What to work on
Repeat the listing in full, word for word.

Items
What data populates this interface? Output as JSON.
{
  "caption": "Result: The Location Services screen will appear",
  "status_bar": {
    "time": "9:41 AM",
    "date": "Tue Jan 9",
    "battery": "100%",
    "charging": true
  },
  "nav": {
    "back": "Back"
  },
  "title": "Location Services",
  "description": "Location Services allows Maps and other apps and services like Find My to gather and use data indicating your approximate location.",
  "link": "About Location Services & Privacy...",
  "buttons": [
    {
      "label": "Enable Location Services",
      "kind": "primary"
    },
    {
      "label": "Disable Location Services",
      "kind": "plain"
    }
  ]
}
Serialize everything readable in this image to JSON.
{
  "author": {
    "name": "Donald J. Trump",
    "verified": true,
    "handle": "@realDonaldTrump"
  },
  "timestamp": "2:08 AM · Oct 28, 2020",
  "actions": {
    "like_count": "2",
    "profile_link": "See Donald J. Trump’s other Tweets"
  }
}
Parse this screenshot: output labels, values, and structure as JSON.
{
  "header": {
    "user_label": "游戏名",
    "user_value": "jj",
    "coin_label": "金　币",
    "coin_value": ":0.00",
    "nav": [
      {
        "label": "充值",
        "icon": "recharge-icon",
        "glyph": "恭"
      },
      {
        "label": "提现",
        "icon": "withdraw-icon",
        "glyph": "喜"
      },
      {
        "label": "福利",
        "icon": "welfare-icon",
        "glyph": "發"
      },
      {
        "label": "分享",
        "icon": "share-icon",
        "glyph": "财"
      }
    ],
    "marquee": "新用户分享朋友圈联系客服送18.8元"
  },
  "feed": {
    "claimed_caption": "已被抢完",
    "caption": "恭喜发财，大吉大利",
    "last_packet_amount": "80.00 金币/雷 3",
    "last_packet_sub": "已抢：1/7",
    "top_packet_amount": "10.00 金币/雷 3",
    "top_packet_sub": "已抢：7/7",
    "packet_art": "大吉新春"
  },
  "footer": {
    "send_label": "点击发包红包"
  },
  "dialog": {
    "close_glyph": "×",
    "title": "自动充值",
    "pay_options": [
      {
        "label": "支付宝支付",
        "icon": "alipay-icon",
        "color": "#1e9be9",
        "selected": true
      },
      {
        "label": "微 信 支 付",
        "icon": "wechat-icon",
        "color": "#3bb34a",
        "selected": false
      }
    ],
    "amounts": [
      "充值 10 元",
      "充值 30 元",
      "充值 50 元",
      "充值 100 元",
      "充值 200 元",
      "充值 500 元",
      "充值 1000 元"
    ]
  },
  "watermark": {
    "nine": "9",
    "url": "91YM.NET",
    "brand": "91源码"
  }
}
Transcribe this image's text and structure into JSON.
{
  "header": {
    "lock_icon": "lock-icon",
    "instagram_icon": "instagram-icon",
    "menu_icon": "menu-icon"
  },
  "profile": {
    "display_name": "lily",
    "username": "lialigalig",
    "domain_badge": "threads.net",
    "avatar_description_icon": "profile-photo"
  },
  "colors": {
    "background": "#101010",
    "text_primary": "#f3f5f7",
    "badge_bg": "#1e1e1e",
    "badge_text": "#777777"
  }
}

Written response
What data populates this interface? Output as JSON.
{
  "caption": "Result: The Location Services screen will appear",
  "status_bar": {
    "time": "9:41 AM",
    "date": "Tue Jan 9",
    "battery": "100%",
    "charging": true
  },
  "nav": {
    "back": "Back"
  },
  "title": "Location Services",
  "description": "Location Services allows Maps and other apps and services like Find My to gather and use data indicating your approximate location.",
  "link": "About Location Services & Privacy...",
  "buttons": [
    {
      "label": "Enable Location Services",
      "kind": "primary"
    },
    {
      "label": "Disable Location Services",
      "kind": "plain"
    }
  ]
}
Serialize everything readable in this image to JSON.
{
  "author": {
    "name": "Donald J. Trump",
    "verified": true,
    "handle": "@realDonaldTrump"
  },
  "timestamp": "2:08 AM · Oct 28, 2020",
  "actions": {
    "like_count": "2",
    "profile_link": "See Donald J. Trump’s other Tweets"
  }
}
Parse this screenshot: output labels, values, and structure as JSON.
{
  "header": {
    "user_label": "游戏名",
    "user_value": "jj",
    "coin_label": "金　币",
    "coin_value": ":0.00",
    "nav": [
      {
        "label": "充值",
        "icon": "recharge-icon",
        "glyph": "恭"
      },
      {
        "label": "提现",
        "icon": "withdraw-icon",
        "glyph": "喜"
      },
      {
        "label": "福利",
        "icon": "welfare-icon",
        "glyph": "發"
      },
      {
        "label": "分享",
        "icon": "share-icon",
        "glyph": "财"
      }
    ],
    "marquee": "新用户分享朋友圈联系客服送18.8元"
  },
  "feed": {
    "claimed_caption": "已被抢完",
    "caption": "恭喜发财，大吉大利",
    "last_packet_amount": "80.00 金币/雷 3",
    "last_packet_sub": "已抢：1/7",
    "top_packet_amount": "10.00 金币/雷 3",
    "top_packet_sub": "已抢：7/7",
    "packet_art": "大吉新春"
  },
  "footer": {
    "send_label": "点击发包红包"
  },
  "dialog": {
    "close_glyph": "×",
    "title": "自动充值",
    "pay_options": [
      {
        "label": "支付宝支付",
        "icon": "alipay-icon",
        "color": "#1e9be9",
        "selected": true
      },
      {
        "label": "微 信 支 付",
        "icon": "wechat-icon",
        "color": "#3bb34a",
        "selected": false
      }
    ],
    "amounts": [
      "充值 10 元",
      "充值 30 元",
      "充值 50 元",
      "充值 100 元",
      "充值 200 元",
      "充值 500 元",
      "充值 1000 元"
    ]
  },
  "watermark": {
    "nine": "9",
    "url": "91YM.NET",
    "brand": "91源码"
  }
}
Transcribe this image's text and structure into JSON.
{
  "header": {
    "lock_icon": "lock-icon",
    "instagram_icon": "instagram-icon",
    "menu_icon": "menu-icon"
  },
  "profile": {
    "display_name": "lily",
    "username": "lialigalig",
    "domain_badge": "threads.net",
    "avatar_description_icon": "profile-photo"
  },
  "colors": {
    "background": "#101010",
    "text_primary": "#f3f5f7",
    "badge_bg": "#1e1e1e",
    "badge_text": "#777777"
  }
}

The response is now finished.